━━━ Information given ━━━
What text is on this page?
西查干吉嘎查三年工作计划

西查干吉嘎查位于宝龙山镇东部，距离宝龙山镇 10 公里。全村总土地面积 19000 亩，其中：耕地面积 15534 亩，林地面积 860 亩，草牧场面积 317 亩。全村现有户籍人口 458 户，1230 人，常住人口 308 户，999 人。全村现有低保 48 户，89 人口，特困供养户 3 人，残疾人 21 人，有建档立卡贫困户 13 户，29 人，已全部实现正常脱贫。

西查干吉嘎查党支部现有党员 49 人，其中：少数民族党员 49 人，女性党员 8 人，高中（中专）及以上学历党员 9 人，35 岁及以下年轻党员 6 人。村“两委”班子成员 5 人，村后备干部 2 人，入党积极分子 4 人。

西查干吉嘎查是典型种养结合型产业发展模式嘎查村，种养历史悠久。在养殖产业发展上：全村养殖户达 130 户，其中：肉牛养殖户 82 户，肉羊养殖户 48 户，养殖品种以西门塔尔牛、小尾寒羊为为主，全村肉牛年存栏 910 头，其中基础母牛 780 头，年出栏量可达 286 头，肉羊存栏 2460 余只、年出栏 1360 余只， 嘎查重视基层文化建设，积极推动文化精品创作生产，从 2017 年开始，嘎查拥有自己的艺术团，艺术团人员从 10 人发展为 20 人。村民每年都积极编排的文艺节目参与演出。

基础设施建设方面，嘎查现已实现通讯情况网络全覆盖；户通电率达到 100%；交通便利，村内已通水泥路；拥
━━━
### To do
Reproduce the material above exactly; please quote every line of it.

### Solution for this problem
What text is on this page?
西查干吉嘎查三年工作计划

西查干吉嘎查位于宝龙山镇东部，距离宝龙山镇 10 公里。全村总土地面积 19000 亩，其中：耕地面积 15534 亩，林地面积 860 亩，草牧场面积 317 亩。全村现有户籍人口 458 户，1230 人，常住人口 308 户，999 人。全村现有低保 48 户，89 人口，特困供养户 3 人，残疾人 21 人，有建档立卡贫困户 13 户，29 人，已全部实现正常脱贫。

西查干吉嘎查党支部现有党员 49 人，其中：少数民族党员 49 人，女性党员 8 人，高中（中专）及以上学历党员 9 人，35 岁及以下年轻党员 6 人。村“两委”班子成员 5 人，村后备干部 2 人，入党积极分子 4 人。

西查干吉嘎查是典型种养结合型产业发展模式嘎查村，种养历史悠久。在养殖产业发展上：全村养殖户达 130 户，其中：肉牛养殖户 82 户，肉羊养殖户 48 户，养殖品种以西门塔尔牛、小尾寒羊为为主，全村肉牛年存栏 910 头，其中基础母牛 780 头，年出栏量可达 286 头，肉羊存栏 2460 余只、年出栏 1360 余只， 嘎查重视基层文化建设，积极推动文化精品创作生产，从 2017 年开始，嘎查拥有自己的艺术团，艺术团人员从 10 人发展为 20 人。村民每年都积极编排的文艺节目参与演出。

基础设施建设方面，嘎查现已实现通讯情况网络全覆盖；户通电率达到 100%；交通便利，村内已通水泥路；拥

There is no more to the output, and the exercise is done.